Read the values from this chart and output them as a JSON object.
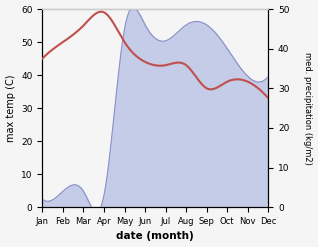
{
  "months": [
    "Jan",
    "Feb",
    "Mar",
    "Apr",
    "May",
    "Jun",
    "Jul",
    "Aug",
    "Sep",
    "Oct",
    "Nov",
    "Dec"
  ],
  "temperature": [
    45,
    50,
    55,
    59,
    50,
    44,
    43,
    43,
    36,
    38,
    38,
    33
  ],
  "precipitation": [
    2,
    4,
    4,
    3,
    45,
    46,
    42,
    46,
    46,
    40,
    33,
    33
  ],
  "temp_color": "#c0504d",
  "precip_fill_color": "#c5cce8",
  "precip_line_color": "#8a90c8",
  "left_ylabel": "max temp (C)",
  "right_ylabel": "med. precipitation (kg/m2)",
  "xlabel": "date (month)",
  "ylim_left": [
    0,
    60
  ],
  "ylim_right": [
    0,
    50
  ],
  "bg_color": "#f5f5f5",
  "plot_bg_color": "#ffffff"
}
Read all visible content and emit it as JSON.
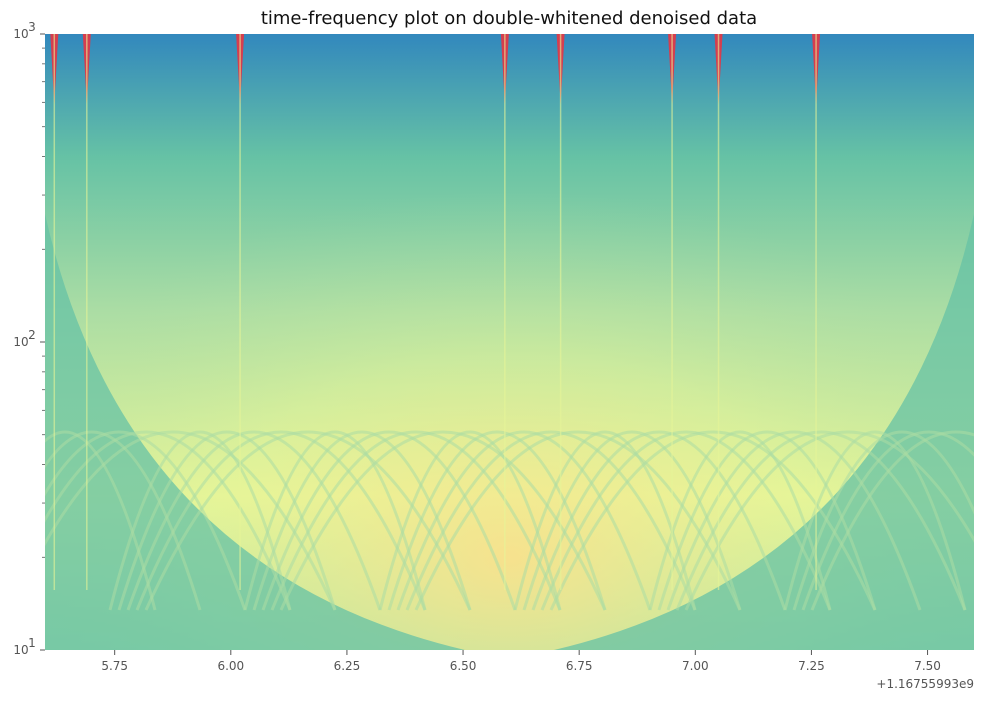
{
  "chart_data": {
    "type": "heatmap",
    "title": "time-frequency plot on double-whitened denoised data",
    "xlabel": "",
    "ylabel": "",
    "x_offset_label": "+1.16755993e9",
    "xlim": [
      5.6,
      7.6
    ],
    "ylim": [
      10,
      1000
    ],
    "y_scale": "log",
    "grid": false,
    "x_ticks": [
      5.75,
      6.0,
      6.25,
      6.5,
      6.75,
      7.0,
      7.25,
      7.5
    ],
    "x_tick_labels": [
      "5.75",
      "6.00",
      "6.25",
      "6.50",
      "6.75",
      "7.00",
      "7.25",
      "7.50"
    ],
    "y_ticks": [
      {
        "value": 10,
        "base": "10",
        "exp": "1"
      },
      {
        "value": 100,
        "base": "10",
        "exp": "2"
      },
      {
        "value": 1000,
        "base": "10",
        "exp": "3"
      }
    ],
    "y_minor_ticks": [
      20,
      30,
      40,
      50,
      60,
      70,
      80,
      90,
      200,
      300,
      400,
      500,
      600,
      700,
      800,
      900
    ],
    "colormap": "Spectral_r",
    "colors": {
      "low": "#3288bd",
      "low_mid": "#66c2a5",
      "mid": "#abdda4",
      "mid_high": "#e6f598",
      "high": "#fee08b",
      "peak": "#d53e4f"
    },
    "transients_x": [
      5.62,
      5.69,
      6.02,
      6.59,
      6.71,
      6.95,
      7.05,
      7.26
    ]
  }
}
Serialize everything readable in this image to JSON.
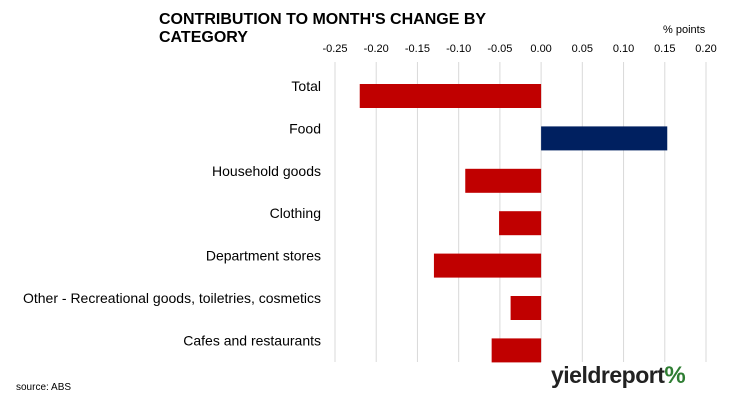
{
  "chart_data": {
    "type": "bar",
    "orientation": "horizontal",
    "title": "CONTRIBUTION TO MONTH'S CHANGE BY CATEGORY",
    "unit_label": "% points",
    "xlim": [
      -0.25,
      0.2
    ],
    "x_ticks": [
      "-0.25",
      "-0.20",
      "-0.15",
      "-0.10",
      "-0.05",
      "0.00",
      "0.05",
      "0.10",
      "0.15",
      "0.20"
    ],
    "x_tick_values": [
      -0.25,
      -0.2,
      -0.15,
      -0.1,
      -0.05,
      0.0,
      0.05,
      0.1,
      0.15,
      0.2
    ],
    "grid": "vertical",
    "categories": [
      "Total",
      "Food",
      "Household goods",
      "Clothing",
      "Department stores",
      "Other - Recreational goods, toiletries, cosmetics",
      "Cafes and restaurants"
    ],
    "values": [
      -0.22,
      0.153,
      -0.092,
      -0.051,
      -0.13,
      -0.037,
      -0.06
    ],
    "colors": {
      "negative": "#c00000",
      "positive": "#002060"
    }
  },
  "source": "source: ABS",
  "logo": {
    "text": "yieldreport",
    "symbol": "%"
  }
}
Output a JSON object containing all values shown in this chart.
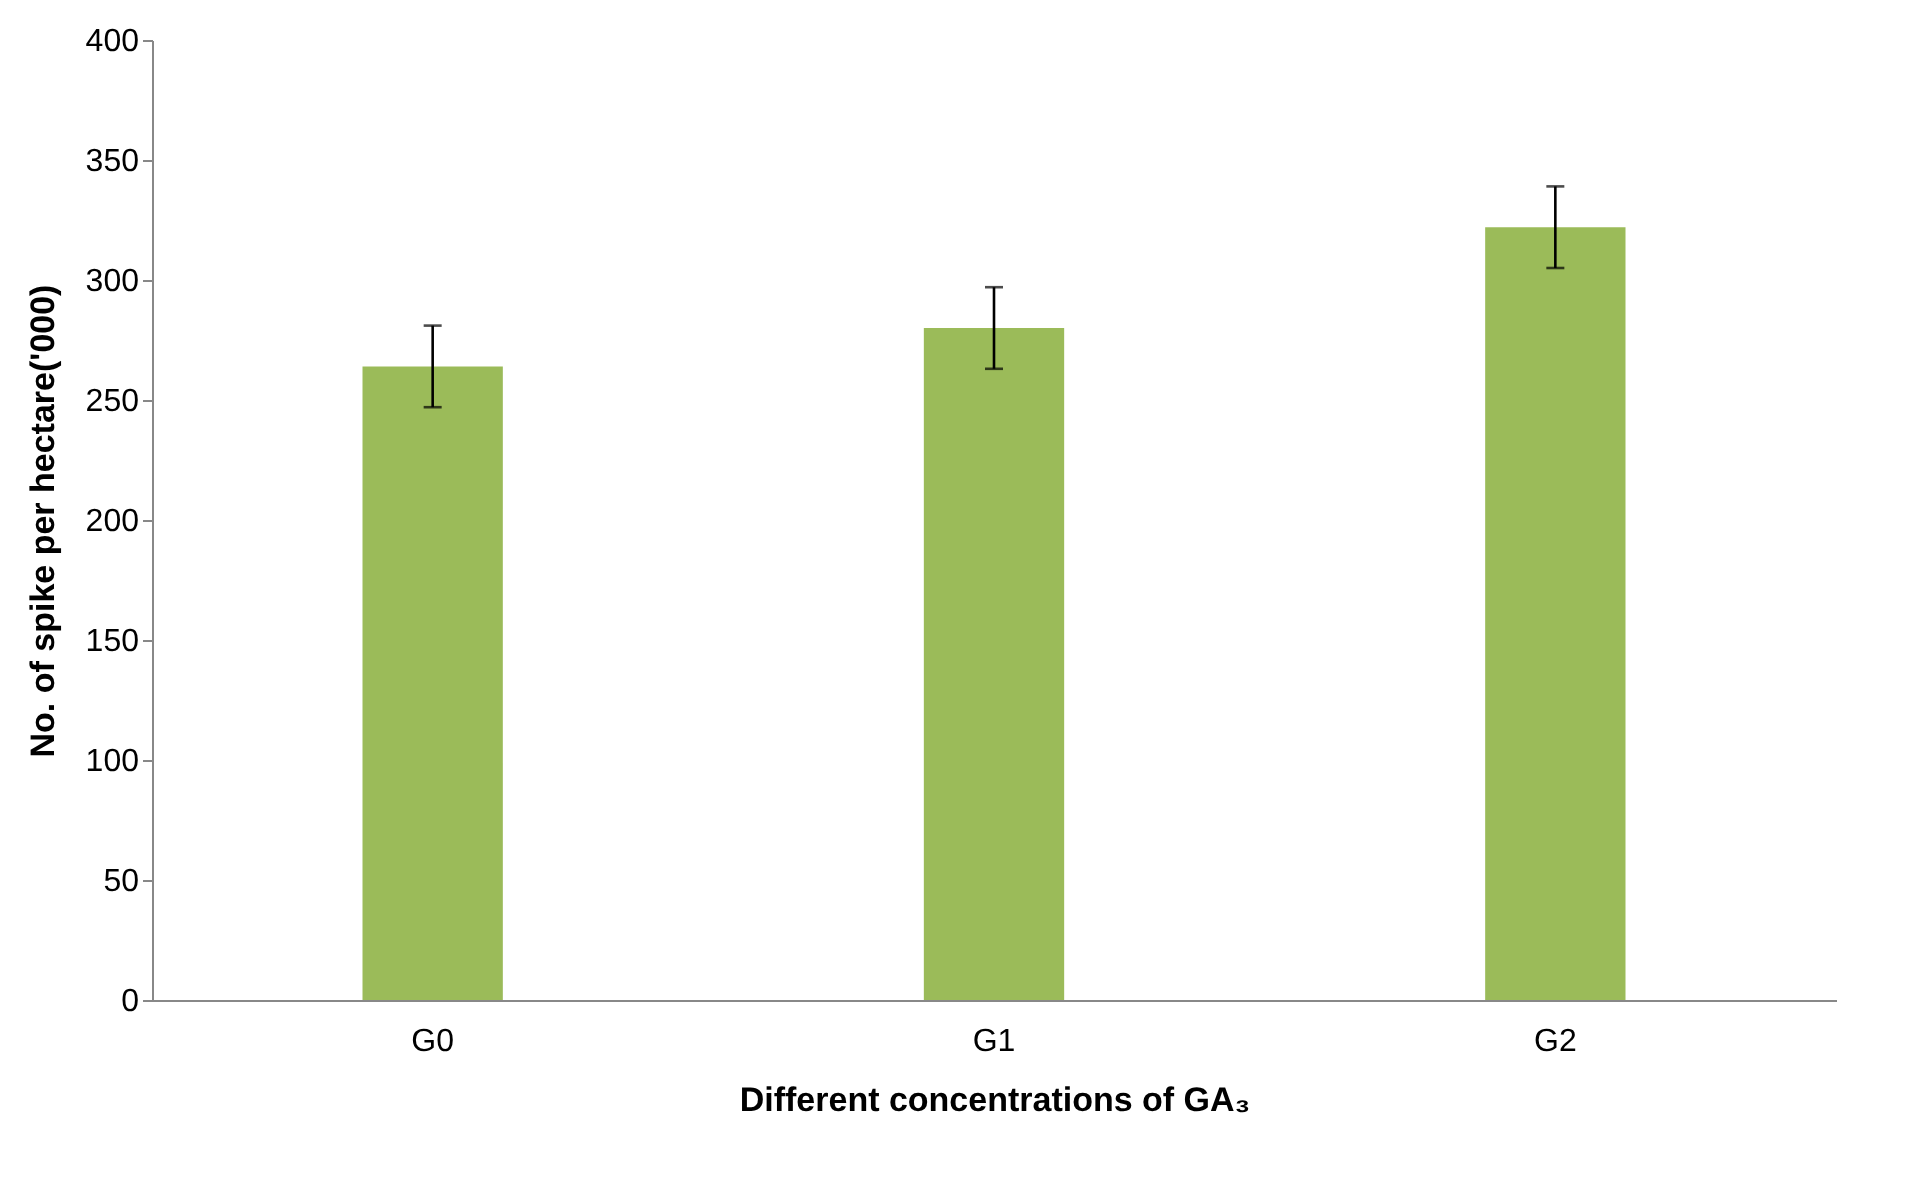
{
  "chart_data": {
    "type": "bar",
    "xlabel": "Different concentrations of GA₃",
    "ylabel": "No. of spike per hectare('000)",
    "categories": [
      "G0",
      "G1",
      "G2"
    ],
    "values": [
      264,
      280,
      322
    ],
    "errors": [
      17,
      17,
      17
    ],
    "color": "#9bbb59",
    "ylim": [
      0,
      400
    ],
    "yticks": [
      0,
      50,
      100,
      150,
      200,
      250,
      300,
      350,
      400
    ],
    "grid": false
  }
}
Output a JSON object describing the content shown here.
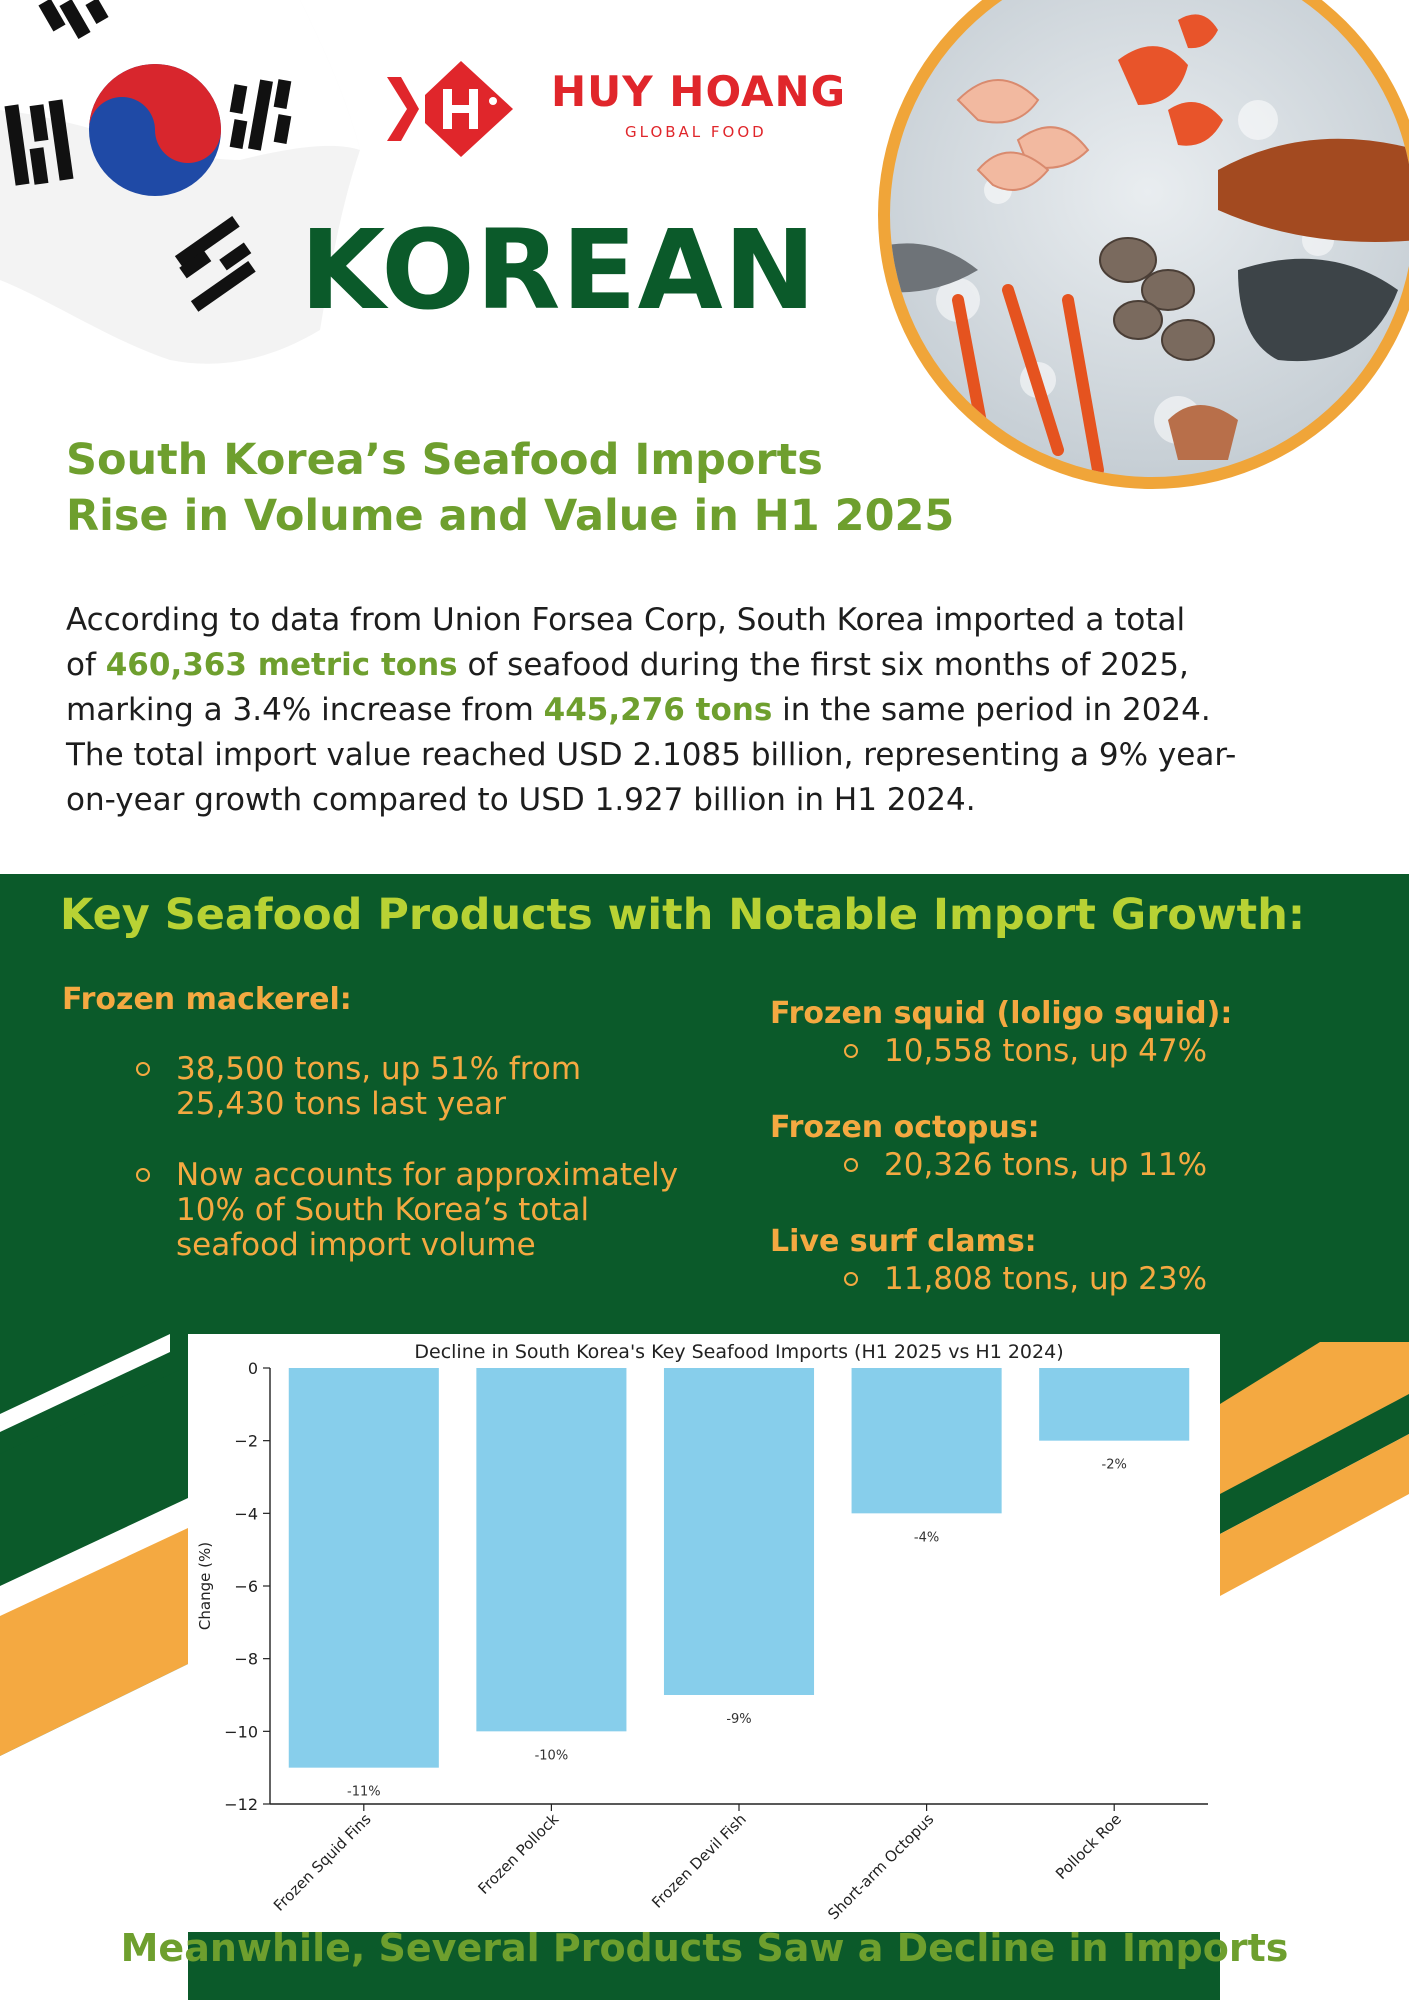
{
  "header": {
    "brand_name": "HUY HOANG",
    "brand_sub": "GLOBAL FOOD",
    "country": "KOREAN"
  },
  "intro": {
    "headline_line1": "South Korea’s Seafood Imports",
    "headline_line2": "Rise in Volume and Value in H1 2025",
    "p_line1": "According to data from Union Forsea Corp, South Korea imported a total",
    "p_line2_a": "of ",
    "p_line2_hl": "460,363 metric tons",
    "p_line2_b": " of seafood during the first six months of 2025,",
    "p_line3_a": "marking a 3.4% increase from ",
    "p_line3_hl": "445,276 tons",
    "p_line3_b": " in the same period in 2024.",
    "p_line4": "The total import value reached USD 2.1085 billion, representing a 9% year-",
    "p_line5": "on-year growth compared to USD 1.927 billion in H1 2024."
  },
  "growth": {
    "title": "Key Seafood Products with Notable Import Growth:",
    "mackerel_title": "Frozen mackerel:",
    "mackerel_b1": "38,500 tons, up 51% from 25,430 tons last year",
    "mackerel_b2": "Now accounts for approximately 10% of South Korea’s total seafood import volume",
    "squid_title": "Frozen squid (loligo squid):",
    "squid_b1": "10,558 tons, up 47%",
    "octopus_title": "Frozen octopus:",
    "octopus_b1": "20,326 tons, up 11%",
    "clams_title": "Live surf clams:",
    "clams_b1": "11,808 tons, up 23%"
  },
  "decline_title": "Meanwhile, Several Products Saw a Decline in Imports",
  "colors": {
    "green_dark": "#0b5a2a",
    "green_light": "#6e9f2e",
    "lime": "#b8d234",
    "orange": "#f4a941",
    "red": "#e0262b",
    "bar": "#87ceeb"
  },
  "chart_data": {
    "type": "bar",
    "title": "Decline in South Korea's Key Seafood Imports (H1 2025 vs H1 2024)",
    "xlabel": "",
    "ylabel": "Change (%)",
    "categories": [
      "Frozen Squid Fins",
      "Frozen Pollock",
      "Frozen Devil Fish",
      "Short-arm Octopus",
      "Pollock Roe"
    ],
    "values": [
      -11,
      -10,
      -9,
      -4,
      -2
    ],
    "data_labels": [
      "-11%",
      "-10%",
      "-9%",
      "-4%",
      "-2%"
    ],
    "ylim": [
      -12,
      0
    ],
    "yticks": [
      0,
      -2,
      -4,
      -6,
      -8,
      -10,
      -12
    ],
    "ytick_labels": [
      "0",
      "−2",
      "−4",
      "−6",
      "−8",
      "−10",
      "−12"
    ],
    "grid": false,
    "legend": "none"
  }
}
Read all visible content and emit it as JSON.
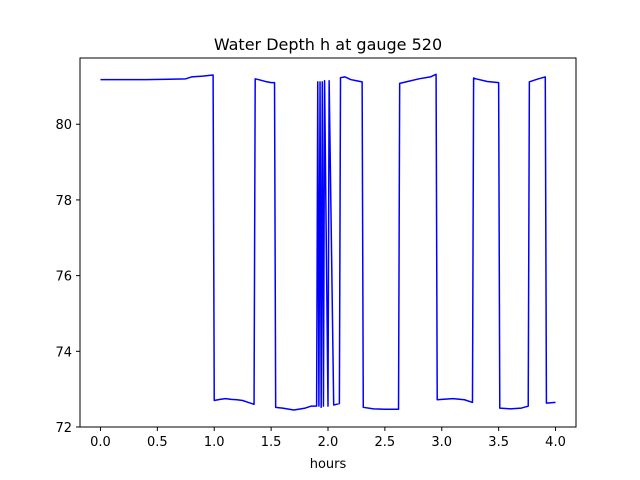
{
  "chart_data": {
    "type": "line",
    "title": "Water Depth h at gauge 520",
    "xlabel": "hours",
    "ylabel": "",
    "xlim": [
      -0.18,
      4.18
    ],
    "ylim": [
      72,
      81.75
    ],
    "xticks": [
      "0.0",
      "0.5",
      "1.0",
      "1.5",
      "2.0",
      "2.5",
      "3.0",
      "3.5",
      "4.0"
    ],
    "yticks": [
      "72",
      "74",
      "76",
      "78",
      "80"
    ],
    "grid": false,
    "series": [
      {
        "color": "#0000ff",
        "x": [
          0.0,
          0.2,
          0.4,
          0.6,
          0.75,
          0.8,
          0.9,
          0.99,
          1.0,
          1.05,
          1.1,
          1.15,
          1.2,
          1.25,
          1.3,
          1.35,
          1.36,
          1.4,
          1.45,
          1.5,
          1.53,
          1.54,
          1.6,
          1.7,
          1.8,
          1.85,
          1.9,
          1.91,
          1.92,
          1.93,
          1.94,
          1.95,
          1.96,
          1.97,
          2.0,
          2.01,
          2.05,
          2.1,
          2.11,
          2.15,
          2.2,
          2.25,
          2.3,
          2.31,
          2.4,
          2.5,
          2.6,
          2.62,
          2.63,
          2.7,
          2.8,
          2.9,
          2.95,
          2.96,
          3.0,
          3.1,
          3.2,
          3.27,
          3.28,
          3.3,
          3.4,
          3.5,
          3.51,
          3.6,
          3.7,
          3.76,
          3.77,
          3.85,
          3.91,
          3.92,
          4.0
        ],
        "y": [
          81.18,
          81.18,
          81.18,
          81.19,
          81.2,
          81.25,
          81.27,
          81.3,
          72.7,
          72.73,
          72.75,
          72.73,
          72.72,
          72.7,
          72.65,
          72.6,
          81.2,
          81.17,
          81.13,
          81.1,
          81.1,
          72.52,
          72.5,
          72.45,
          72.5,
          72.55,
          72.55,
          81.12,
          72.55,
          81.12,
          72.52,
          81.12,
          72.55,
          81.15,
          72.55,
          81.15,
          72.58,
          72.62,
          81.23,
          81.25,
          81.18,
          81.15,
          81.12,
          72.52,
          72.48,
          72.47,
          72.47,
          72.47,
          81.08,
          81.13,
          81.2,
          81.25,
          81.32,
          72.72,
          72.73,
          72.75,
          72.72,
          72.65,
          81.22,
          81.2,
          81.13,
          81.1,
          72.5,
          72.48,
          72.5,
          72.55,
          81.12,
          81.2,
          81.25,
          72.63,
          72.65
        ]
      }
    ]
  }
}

▸ **Required task**
Check each line of the entries above for the word "Decline". List the ones that have it.

▸ **Exercise output**
  "decline_title": "Meanwhile, Several Products Saw a Decline in Imports",
    "title": "Decline in South Korea's Key Seafood Imports (H1 2025 vs H1 2024)",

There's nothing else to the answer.